Copy down every line of the data that follows exactly. Omit the pictures.

*** ENTRIES SHOWN ***

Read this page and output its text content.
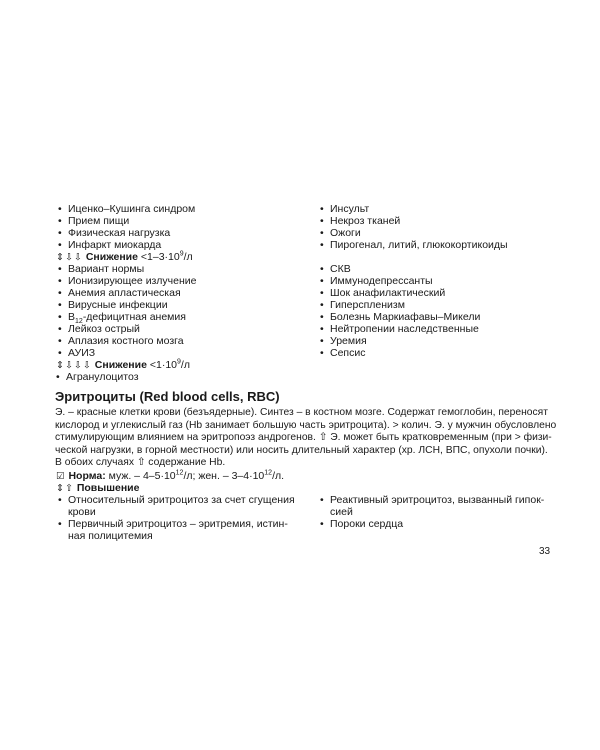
• Иценко–Кушинга синдром
• Прием пищи
• Физическая нагрузка
• Инфаркт миокарда
• Инсульт
• Некроз тканей
• Ожоги
• Пирогенал, литий, глюкокортикоиды
⇕⇩⇩ Снижение $<1-3\cdot 10^9/л$
• Вариант нормы
• Ионизирующее излучение
• Анемия апластическая
• Вирусные инфекции
• $B_{12}$-дефицитная анемия
• Лейкоз острый
• Аплазия костного мозга
• АУИЗ
• СКВ
• Иммунодепрессанты
• Шок анафилактический
• Гиперспленизм
• Болезнь Маркиафавы–Микели
• Нейтропении наследственные
• Уремия
• Сепсис
⇕⇩⇩⇩ Снижение $<1\cdot 10^9/л$
• Агранулоцитоз
Эритроциты (Red blood cells, RBC)
Э. – красные клетки крови (безъядерные). Синтез – в костном мозге. Содержат гемоглобин, переносят
кислород и углекислый газ (Hb занимает большую часть эритроцита). > колич. Э. у мужчин обусловлено
стимулирующим влиянием на эритропоэз андрогенов. ⇧ Э. может быть кратковременным (при > физи-
ческой нагрузки, в горной местности) или носить длительный характер (хр. ЛСН, ВПС, опухоли почки).
В обоих случаях ⇧ содержание Hb.
☑ Норма: муж. – $4-5\cdot 10^{12}/л$; жен. – $3-4\cdot 10^{12}/л$.
⇕⇧ Повышение
• Относительный эритроцитоз за счет сгущения
крови
• Первичный эритроцитоз – эритремия, истин-
ная полицитемия
• Реактивный эритроцитоз, вызванный гипок-
сией
• Пороки сердца
33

***

◆ ANSWER SPACE:
Read this page and output its text content.
• Иценко–Кушинга синдром
• Прием пищи
• Физическая нагрузка
• Инфаркт миокарда
• Инсульт
• Некроз тканей
• Ожоги
• Пирогенал, литий, глюкокортикоиды
⇕⇩⇩ Снижение $<1-3\cdot 10^9/л$
• Вариант нормы
• Ионизирующее излучение
• Анемия апластическая
• Вирусные инфекции
• $B_{12}$-дефицитная анемия
• Лейкоз острый
• Аплазия костного мозга
• АУИЗ
• СКВ
• Иммунодепрессанты
• Шок анафилактический
• Гиперспленизм
• Болезнь Маркиафавы–Микели
• Нейтропении наследственные
• Уремия
• Сепсис
⇕⇩⇩⇩ Снижение $<1\cdot 10^9/л$
• Агранулоцитоз
Эритроциты (Red blood cells, RBC)
Э. – красные клетки крови (безъядерные). Синтез – в костном мозге. Содержат гемоглобин, переносят
кислород и углекислый газ (Hb занимает большую часть эритроцита). > колич. Э. у мужчин обусловлено
стимулирующим влиянием на эритропоэз андрогенов. ⇧ Э. может быть кратковременным (при > физи-
ческой нагрузки, в горной местности) или носить длительный характер (хр. ЛСН, ВПС, опухоли почки).
В обоих случаях ⇧ содержание Hb.
☑ Норма: муж. – $4-5\cdot 10^{12}/л$; жен. – $3-4\cdot 10^{12}/л$.
⇕⇧ Повышение
• Относительный эритроцитоз за счет сгущения
крови
• Первичный эритроцитоз – эритремия, истин-
ная полицитемия
• Реактивный эритроцитоз, вызванный гипок-
сией
• Пороки сердца
33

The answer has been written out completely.